[Records from a collection of figures]
________
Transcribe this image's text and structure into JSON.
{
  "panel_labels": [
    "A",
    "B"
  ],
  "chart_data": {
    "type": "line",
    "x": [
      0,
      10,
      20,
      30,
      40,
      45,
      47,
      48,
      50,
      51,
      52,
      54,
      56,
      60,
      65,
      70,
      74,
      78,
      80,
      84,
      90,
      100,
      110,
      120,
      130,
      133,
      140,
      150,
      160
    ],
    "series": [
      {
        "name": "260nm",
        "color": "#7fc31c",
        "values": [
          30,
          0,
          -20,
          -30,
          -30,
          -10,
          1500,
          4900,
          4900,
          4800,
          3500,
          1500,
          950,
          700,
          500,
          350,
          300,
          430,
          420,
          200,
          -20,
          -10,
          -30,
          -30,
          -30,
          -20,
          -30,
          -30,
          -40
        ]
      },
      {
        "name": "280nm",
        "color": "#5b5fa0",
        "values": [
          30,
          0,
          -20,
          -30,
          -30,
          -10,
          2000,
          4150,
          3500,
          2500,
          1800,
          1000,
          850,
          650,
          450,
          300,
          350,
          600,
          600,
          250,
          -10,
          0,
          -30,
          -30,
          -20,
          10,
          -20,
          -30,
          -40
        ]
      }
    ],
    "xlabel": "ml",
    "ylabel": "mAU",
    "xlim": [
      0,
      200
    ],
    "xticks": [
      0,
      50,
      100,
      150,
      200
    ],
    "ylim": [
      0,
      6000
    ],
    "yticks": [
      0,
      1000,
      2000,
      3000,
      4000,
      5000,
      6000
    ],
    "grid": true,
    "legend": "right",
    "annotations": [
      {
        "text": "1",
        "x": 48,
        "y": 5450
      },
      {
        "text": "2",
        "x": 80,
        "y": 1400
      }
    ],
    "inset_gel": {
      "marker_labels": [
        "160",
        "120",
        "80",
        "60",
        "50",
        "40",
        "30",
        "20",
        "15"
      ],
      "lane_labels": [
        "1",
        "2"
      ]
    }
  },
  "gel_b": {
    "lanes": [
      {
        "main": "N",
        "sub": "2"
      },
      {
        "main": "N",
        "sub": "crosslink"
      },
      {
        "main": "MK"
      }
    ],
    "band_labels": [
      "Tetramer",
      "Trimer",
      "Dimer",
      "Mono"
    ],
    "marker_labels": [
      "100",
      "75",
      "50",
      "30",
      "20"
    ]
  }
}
________
What you will do: Each record must be repeated exactly as it is.

Output for this exercise:
Transcribe this image's text and structure into JSON.
{
  "panel_labels": [
    "A",
    "B"
  ],
  "chart_data": {
    "type": "line",
    "x": [
      0,
      10,
      20,
      30,
      40,
      45,
      47,
      48,
      50,
      51,
      52,
      54,
      56,
      60,
      65,
      70,
      74,
      78,
      80,
      84,
      90,
      100,
      110,
      120,
      130,
      133,
      140,
      150,
      160
    ],
    "series": [
      {
        "name": "260nm",
        "color": "#7fc31c",
        "values": [
          30,
          0,
          -20,
          -30,
          -30,
          -10,
          1500,
          4900,
          4900,
          4800,
          3500,
          1500,
          950,
          700,
          500,
          350,
          300,
          430,
          420,
          200,
          -20,
          -10,
          -30,
          -30,
          -30,
          -20,
          -30,
          -30,
          -40
        ]
      },
      {
        "name": "280nm",
        "color": "#5b5fa0",
        "values": [
          30,
          0,
          -20,
          -30,
          -30,
          -10,
          2000,
          4150,
          3500,
          2500,
          1800,
          1000,
          850,
          650,
          450,
          300,
          350,
          600,
          600,
          250,
          -10,
          0,
          -30,
          -30,
          -20,
          10,
          -20,
          -30,
          -40
        ]
      }
    ],
    "xlabel": "ml",
    "ylabel": "mAU",
    "xlim": [
      0,
      200
    ],
    "xticks": [
      0,
      50,
      100,
      150,
      200
    ],
    "ylim": [
      0,
      6000
    ],
    "yticks": [
      0,
      1000,
      2000,
      3000,
      4000,
      5000,
      6000
    ],
    "grid": true,
    "legend": "right",
    "annotations": [
      {
        "text": "1",
        "x": 48,
        "y": 5450
      },
      {
        "text": "2",
        "x": 80,
        "y": 1400
      }
    ],
    "inset_gel": {
      "marker_labels": [
        "160",
        "120",
        "80",
        "60",
        "50",
        "40",
        "30",
        "20",
        "15"
      ],
      "lane_labels": [
        "1",
        "2"
      ]
    }
  },
  "gel_b": {
    "lanes": [
      {
        "main": "N",
        "sub": "2"
      },
      {
        "main": "N",
        "sub": "crosslink"
      },
      {
        "main": "MK"
      }
    ],
    "band_labels": [
      "Tetramer",
      "Trimer",
      "Dimer",
      "Mono"
    ],
    "marker_labels": [
      "100",
      "75",
      "50",
      "30",
      "20"
    ]
  }
}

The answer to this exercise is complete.